* What is asked
Pick every line with "value" from the material below.
#####
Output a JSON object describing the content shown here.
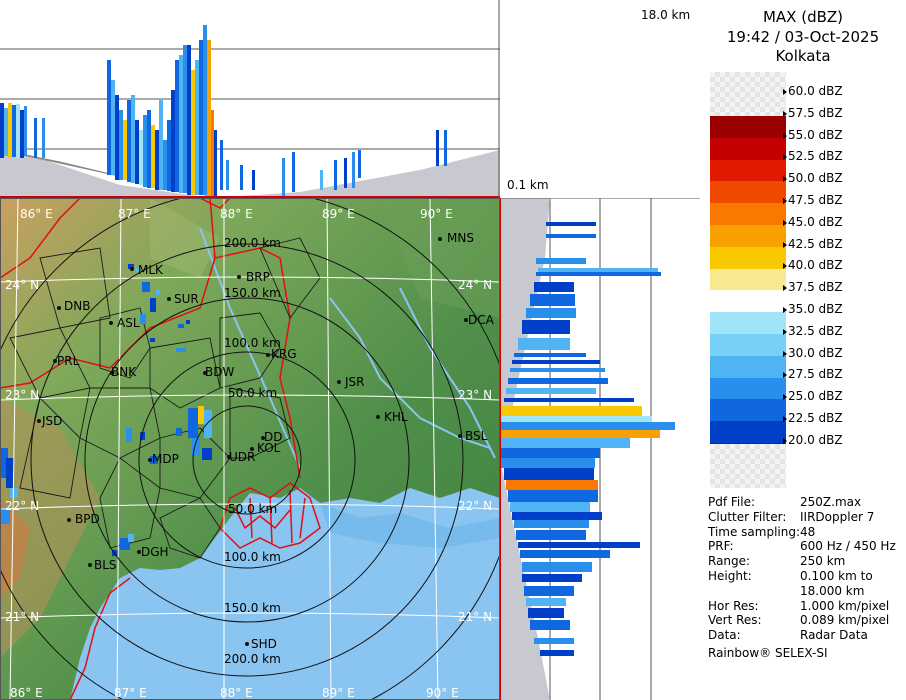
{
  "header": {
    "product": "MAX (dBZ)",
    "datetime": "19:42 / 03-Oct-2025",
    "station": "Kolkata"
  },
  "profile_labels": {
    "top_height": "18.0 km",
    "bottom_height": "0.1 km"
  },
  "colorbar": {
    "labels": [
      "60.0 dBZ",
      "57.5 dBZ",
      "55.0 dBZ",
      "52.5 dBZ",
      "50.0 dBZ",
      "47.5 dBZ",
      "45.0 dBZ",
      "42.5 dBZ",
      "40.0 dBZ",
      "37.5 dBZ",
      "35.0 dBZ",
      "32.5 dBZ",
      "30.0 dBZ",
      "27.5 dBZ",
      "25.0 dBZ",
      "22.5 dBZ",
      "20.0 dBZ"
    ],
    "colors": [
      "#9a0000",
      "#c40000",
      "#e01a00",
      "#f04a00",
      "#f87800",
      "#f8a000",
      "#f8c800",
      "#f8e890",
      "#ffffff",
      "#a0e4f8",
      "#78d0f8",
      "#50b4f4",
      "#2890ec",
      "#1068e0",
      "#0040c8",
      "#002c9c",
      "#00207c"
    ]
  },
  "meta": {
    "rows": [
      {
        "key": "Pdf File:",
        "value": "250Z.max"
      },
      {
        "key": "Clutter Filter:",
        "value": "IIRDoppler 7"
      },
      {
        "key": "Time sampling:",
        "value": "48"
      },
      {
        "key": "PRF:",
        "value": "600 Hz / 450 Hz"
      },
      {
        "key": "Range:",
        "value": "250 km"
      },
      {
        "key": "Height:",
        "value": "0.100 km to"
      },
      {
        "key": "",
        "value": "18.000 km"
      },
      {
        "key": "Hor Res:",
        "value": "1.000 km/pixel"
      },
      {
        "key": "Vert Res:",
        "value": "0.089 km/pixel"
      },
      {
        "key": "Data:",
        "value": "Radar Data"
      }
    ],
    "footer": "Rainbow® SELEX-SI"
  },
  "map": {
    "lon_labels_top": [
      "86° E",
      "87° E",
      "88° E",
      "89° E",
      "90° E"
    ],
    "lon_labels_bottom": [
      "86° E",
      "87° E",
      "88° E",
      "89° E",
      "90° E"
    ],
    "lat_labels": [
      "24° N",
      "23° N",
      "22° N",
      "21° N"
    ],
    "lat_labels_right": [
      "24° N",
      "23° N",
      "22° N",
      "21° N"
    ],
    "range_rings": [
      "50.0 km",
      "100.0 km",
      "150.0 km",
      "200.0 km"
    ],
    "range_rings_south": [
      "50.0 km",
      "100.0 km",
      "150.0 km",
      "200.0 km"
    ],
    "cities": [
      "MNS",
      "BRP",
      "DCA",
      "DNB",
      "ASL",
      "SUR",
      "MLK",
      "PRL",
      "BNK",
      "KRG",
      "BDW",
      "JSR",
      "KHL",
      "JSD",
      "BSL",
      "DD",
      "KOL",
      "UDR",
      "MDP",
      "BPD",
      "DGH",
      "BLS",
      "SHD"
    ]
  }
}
#####
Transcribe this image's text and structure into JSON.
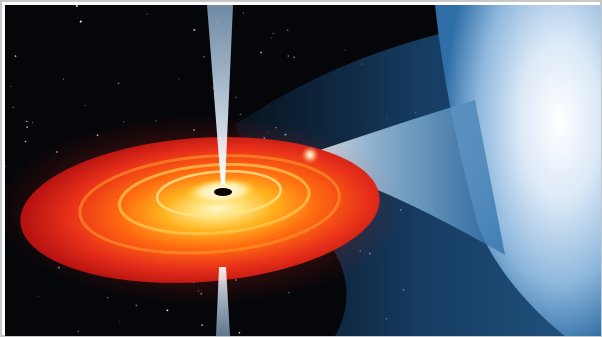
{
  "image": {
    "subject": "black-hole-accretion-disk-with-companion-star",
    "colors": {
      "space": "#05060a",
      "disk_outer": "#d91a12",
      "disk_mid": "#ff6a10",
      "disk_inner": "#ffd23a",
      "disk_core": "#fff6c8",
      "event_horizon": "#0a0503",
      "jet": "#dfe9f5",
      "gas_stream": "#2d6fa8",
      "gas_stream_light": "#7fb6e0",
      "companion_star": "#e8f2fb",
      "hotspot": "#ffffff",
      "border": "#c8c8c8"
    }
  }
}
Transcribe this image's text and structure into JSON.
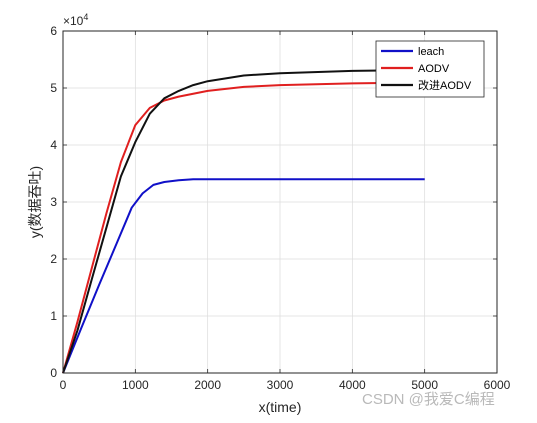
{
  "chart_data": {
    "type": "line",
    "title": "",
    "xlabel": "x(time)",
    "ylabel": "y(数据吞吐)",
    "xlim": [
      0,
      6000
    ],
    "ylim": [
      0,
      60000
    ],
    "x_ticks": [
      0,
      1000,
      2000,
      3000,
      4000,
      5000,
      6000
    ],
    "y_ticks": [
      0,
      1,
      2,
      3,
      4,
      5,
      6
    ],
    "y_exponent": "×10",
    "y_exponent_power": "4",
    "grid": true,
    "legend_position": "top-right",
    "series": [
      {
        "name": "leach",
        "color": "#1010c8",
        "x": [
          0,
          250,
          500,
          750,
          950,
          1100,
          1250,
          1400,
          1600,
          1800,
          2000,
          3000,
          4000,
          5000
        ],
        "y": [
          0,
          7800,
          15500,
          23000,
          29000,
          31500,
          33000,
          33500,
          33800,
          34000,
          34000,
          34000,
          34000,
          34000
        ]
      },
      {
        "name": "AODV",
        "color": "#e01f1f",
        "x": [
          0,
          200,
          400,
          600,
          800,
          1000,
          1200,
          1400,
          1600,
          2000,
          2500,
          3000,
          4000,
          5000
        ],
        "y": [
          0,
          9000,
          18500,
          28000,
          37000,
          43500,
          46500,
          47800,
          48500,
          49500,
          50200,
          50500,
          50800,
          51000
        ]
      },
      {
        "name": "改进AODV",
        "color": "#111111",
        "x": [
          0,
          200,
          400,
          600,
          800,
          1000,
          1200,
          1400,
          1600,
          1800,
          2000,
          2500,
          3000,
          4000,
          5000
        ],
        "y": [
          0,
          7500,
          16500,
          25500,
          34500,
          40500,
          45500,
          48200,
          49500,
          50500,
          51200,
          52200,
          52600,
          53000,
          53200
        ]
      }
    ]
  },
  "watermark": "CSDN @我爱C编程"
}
#####
* Task output
        "value": "250Z.max"
        "value": "IIRDoppler 7"
        "value": "48"
        "value": "600 Hz / 450 Hz"
        "value": "250 km"
        "value": "0.100 km to"
        "value": "18.000 km"
        "value": "1.000 km/pixel"
        "value": "0.089 km/pixel"
        "value": "Radar Data"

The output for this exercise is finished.